# SUPPLIED TEXT
--- BEGIN ---

Ch3 Scanning¶

Back to Course Home

词法分析：Lexical Analysis¶

Token, Pattern, and Lexemes¶

The Analysis Partitions Input String into Substrings. （分析将输入字符串划分为子字符串。）
Token:
- token-name: the role of lexical unit （词法单元的角色）
  - often refer to Token by its token-name
- attribute-value: any info associated to the Token （与 Token 相关的任何信息）
  - Generally, it has only ONE value: a pointer to the Symbol Table （通常只有一个值：指向符号表的指针）
    - In practice, the value of a constant can be stored as the attribute. （在实践中，常量的值可以作为属性存储。）
      - constant: strings, numbers （常量：字符串、数字）
Pattern: description of the form lexemes of a token may （描述词法单元的形式）
- regular expression: \d, \w, ?, *, +, ...
Lexeme: a sequence of characters matches a token's pattern （与模式匹配的字符序列）
- Token vs. Lexeme: Class vs. Instance in C++

Specification of Tokens¶

Strings and Languages¶

String: a finite sequence of Symbols from an Alphabet （字符串：来自字母表的有限符号序列）
Language: any countable set of Strings （语言：任何可数的字符串集合）
Terms for Parts of a String s （字符串 s 的部分术语）:
- prefix：前缀
  - any string obtained by removing zero or more symbols from the end of s
- suffix：后缀
  - any string obtained by removing zero or more symbols from the beginning of s
- substring：子串
  - any string obtained by removing any prefix or any suffix from s （去掉前缀或后缀）
- subsequence：子序列
  - any string obtained by removing zero or more not necessarily consecutive position of s （不一定连续的位置）

Operations on Languages¶

Union: （并集）
- \(L_1 ∪ L_2 = \{x | x ∈ L_1 \quad or \quad x ∈ L_2\}\)
Concatenation: （连接）
- \(L_1L_2 = \{xy | x ∈ L_1 \quad and \quad y ∈ L_2\}\)

--- END ---

# PROVIDED MATERIAL
--- BEGIN ---

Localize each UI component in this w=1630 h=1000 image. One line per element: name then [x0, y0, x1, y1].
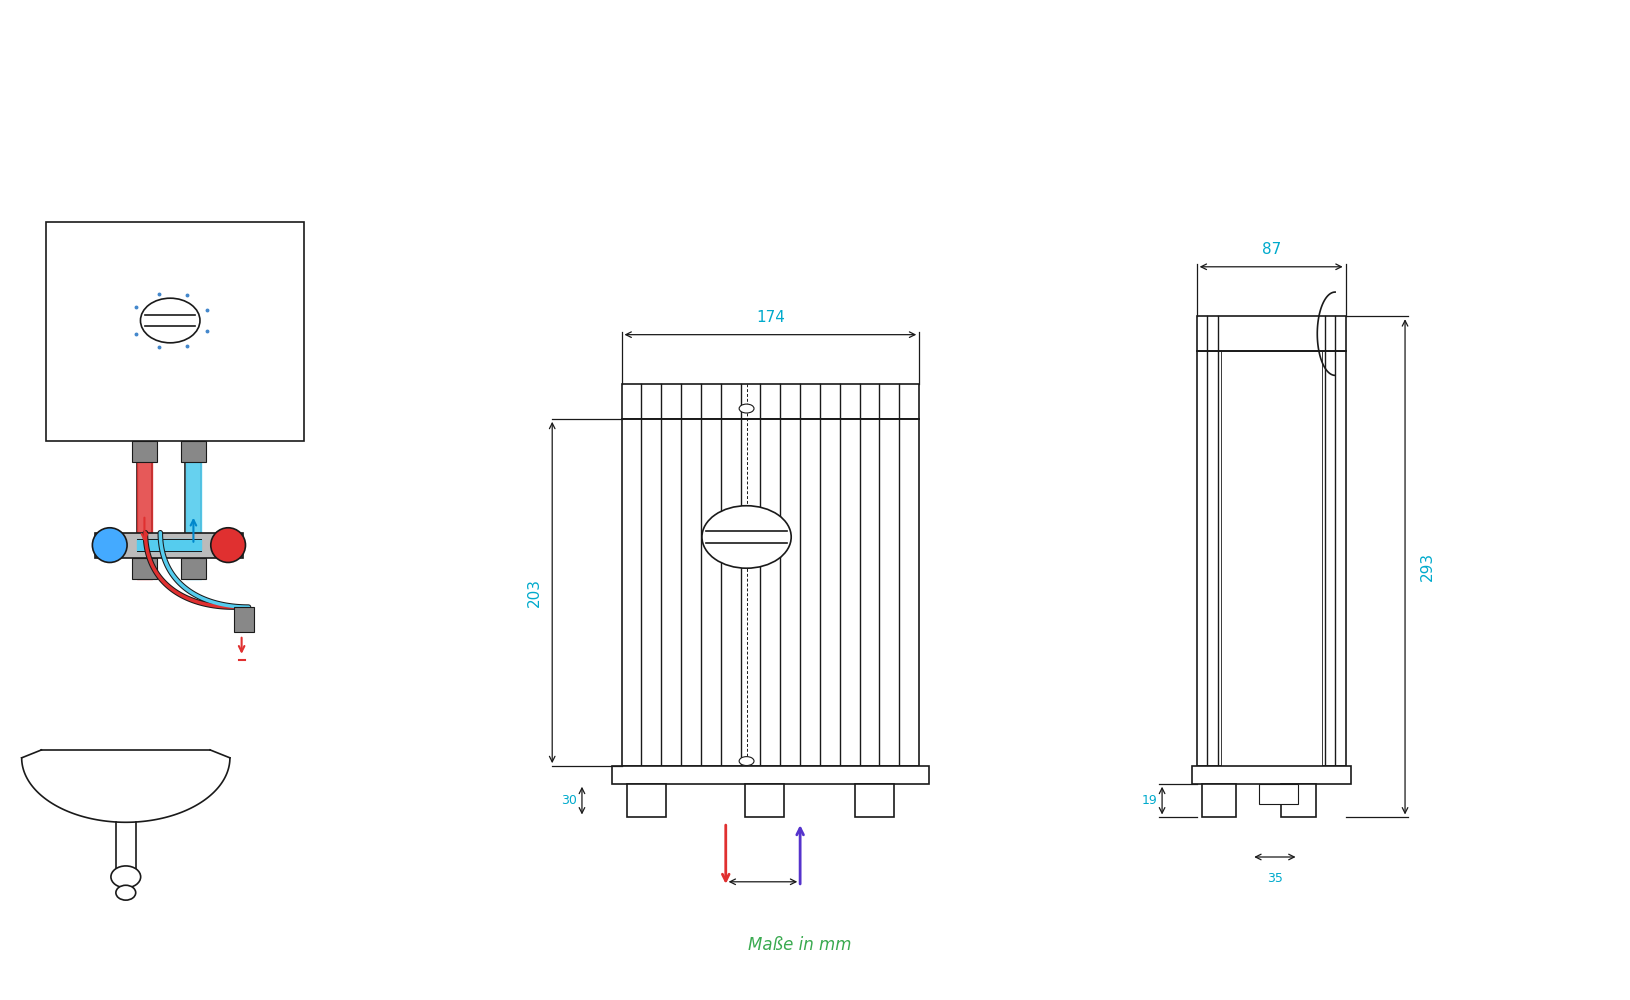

--- END ---

# TO-DO LIST
[1] In the lexical analysis notes, change "attribute-value" to "attribute" and reproduce everything from "词法分析：Lexical Analysis¶" down to "expression: \d, \w, ?, *, +, ...".
[2] According to the lexical analysis notes, what single value does a token's attribute-value generally have?
[3] Resume the lexical analysis notes from the point where they stop.
The data above come from a source unrelated to the lexical analysis notes.

# ANSWERS PROVIDED
[1]
词法分析：Lexical Analysis¶

Token, Pattern, and Lexemes¶

The Analysis Partitions Input String into Substrings. （分析将输入字符串划分为子字符串。）
Token:
- token-name: the role of lexical unit （词法单元的角色）
  - often refer to Token by its token-name
- attribute: any info associated to the Token （与 Token 相关的任何信息）
  - Generally, it has only ONE value: a pointer to the Symbol Table （通常只有一个值：指向符号表的指针）
    - In practice, the value of a constant can be stored as the attribute. （在实践中，常量的值可以作为属性存储。）
      - constant: strings, numbers （常量：字符串、数字）
Pattern: description of the form lexemes of a token may （描述词法单元的形式）
- regular expression: \d, \w, ?, *, +, ...

[2] A pointer to the Symbol Table.

[3]
Kleene closure: （星闭包）
- \(L^* = \bigcup_{1=0}^\infty L^i \\= {𝜖} ∪ L ∪ L^2 ∪ L^3 ∪ ... \\= \{x | x = x_1x_2...x_n, n ≥ 0, xi ∈ L\}\)
- 𝜖 is the empty string
Positive closure: （正闭包）
- \(L^+ = \bigcup_{1=1}^\infty L^i \\= LL^* \\= \{x | x = x_1x_2...x_n, n ≥ 1, xi ∈ L\}\)

Regular Expressions¶

定义¶

Regular Expression (Regex): a way to describe Patterns of Tokens of a programming language. （正则表达式：描述编程语言的词法单元模式的一种方式）
- Each Regular Expression r denotes a Language L \((r)\). （每个正则表达式 r 表示一个语言 L \((r)\)）
  - Regular Language, Type-3 Language
- The Regular Expressions are built recursively out of smaller ones, using the rules. （正则表达式是用规则递归构建的）

语法¶

BASIS （基础）
- 𝜀 is a regular expression, and L(𝜀) = {𝜀}, the empty set. （空字符）
- a is a symbol in a set Σ, then a is a regular expression, and L(a) = {a}. （集合中的字符）
INDUCTION （归纳）：Suppose \(r\) and \(s\) are expressions denoting \(L(r)\) and \(L(s)\)
- \(r | s\) : a regular expression denoting \(L(r) ∪ L(s)\)
- \(rs\) : a regular expression denoting \(L(r)L(s)\)
- \(r^*\) : a regular expression denoting \((L(r))^*\)
- \((r)\) : a regular expression denoting \(L(r)\)
  - We can add additional brackets around expressions. （我们可以在表达式周围添加额外的括号。）
定律：

Regular Definitions¶

Regular Definition: a set of productions with non-terminals derived by regular expressions. （正则定义：一组通过正则表达式派生的非终结符的产生式）

Extensions of Regex¶

\(+\) : one or more instances
- \(r^*\) = \(r^+\) | 𝜖
- \(r^+\) = \(rr^*\) = \(r^*r\)
\(?\) : zero or one instance
- \(r?\) = \(r\) | 𝜖
\([\quad]\) : character classes
- \([abc]\) = \(a\) | \(b\) | \(c\)
- \([a-z]\) = \(a\) | \(b\) | ... | \(z\)

Regular Language / Grammar, and Regex¶

Regular Expression \(r\) denotes a Language \(L(r)\).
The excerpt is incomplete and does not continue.